Request ▸ Repeat each record below exactly, dropping the pictures.

Exercise material ▸
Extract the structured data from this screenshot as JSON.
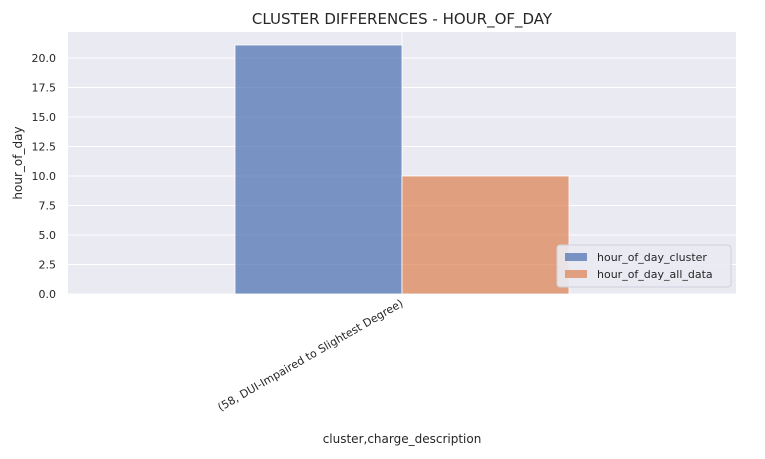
{
  "chart_data": {
    "type": "bar",
    "title": "CLUSTER DIFFERENCES  -  HOUR_OF_DAY",
    "xlabel": "cluster,charge_description",
    "ylabel": "hour_of_day",
    "categories": [
      "(58, DUI-Impaired to Slightest Degree)"
    ],
    "series": [
      {
        "name": "hour_of_day_cluster",
        "values": [
          21.1
        ],
        "color": "#4C72B0"
      },
      {
        "name": "hour_of_day_all_data",
        "values": [
          10.0
        ],
        "color": "#DD8452"
      }
    ],
    "ylim": [
      0,
      22.2
    ],
    "yticks": [
      "0.0",
      "2.5",
      "5.0",
      "7.5",
      "10.0",
      "12.5",
      "15.0",
      "17.5",
      "20.0"
    ],
    "grid": true,
    "legend_position": "lower-right",
    "background_color": "#EAEAF2"
  }
}
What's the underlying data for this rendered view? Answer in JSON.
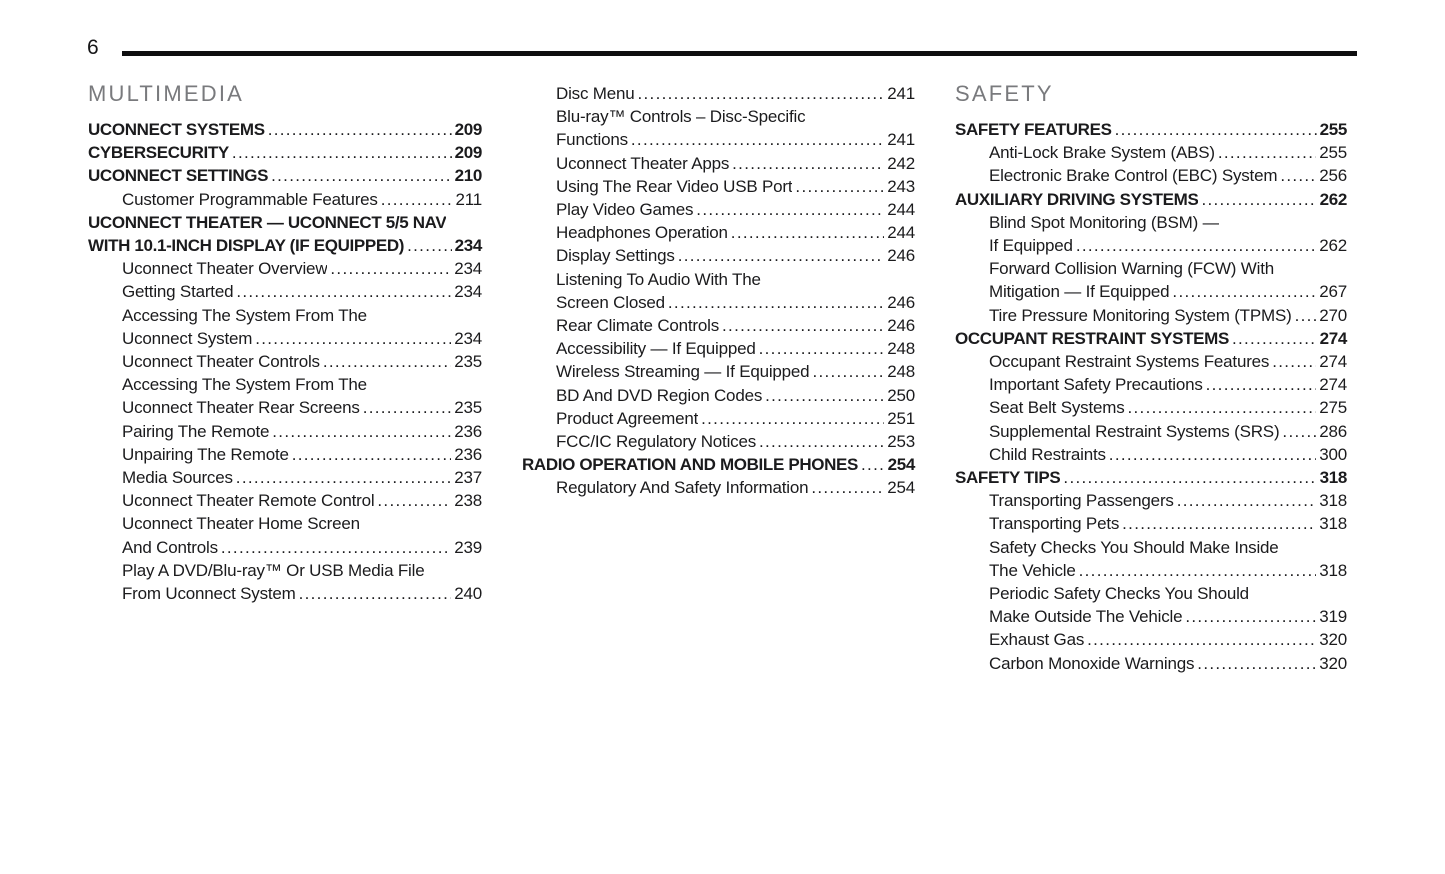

Problem solution ▸
Extract the structured data from this screenshot as JSON.
{
  "chart_data": {
    "type": "bar",
    "title": "CLUSTER DIFFERENCES  -  HOUR_OF_DAY",
    "xlabel": "cluster,charge_description",
    "ylabel": "hour_of_day",
    "categories": [
      "(58, DUI-Impaired to Slightest Degree)"
    ],
    "series": [
      {
        "name": "hour_of_day_cluster",
        "values": [
          21.1
        ],
        "color": "#4C72B0"
      },
      {
        "name": "hour_of_day_all_data",
        "values": [
          10.0
        ],
        "color": "#DD8452"
      }
    ],
    "ylim": [
      0,
      22.2
    ],
    "yticks": [
      "0.0",
      "2.5",
      "5.0",
      "7.5",
      "10.0",
      "12.5",
      "15.0",
      "17.5",
      "20.0"
    ],
    "grid": true,
    "legend_position": "lower-right",
    "background_color": "#EAEAF2"
  }
}
What's the underlying data for this rendered view? Answer in JSON.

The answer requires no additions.